▸ **Provided data**

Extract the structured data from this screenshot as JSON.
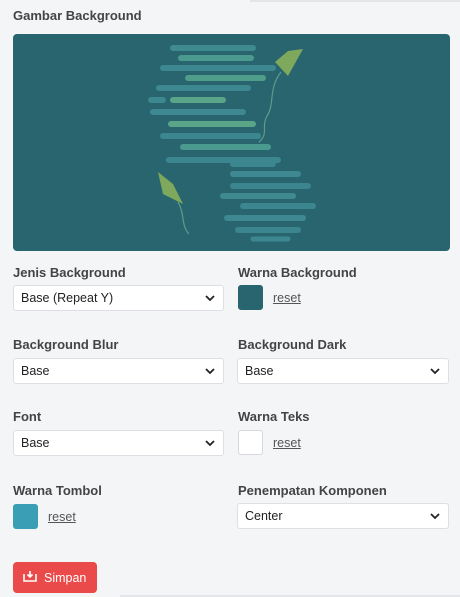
{
  "section": {
    "title": "Gambar Background"
  },
  "fields": {
    "jenis_background": {
      "label": "Jenis Background",
      "value": "Base (Repeat Y)"
    },
    "warna_background": {
      "label": "Warna Background",
      "color": "#29656f",
      "reset_label": "reset"
    },
    "background_blur": {
      "label": "Background Blur",
      "value": "Base"
    },
    "background_dark": {
      "label": "Background Dark",
      "value": "Base"
    },
    "font": {
      "label": "Font",
      "value": "Base"
    },
    "warna_teks": {
      "label": "Warna Teks",
      "color": "#ffffff",
      "reset_label": "reset"
    },
    "warna_tombol": {
      "label": "Warna Tombol",
      "color": "#3a9fb5",
      "reset_label": "reset"
    },
    "penempatan_komponen": {
      "label": "Penempatan Komponen",
      "value": "Center"
    }
  },
  "save_button": {
    "label": "Simpan",
    "color": "#ea4a4a",
    "icon": "save-icon"
  },
  "icons": {
    "dropdown": "chevron-down-icon"
  }
}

▸ **What is asked**
Reproduce each line word for word and drop the pictures.

▸ **Answer below**
Extract the structured data from this screenshot as JSON.
{
  "section": {
    "title": "Gambar Background"
  },
  "fields": {
    "jenis_background": {
      "label": "Jenis Background",
      "value": "Base (Repeat Y)"
    },
    "warna_background": {
      "label": "Warna Background",
      "color": "#29656f",
      "reset_label": "reset"
    },
    "background_blur": {
      "label": "Background Blur",
      "value": "Base"
    },
    "background_dark": {
      "label": "Background Dark",
      "value": "Base"
    },
    "font": {
      "label": "Font",
      "value": "Base"
    },
    "warna_teks": {
      "label": "Warna Teks",
      "color": "#ffffff",
      "reset_label": "reset"
    },
    "warna_tombol": {
      "label": "Warna Tombol",
      "color": "#3a9fb5",
      "reset_label": "reset"
    },
    "penempatan_komponen": {
      "label": "Penempatan Komponen",
      "value": "Center"
    }
  },
  "save_button": {
    "label": "Simpan",
    "color": "#ea4a4a",
    "icon": "save-icon"
  },
  "icons": {
    "dropdown": "chevron-down-icon"
  }
}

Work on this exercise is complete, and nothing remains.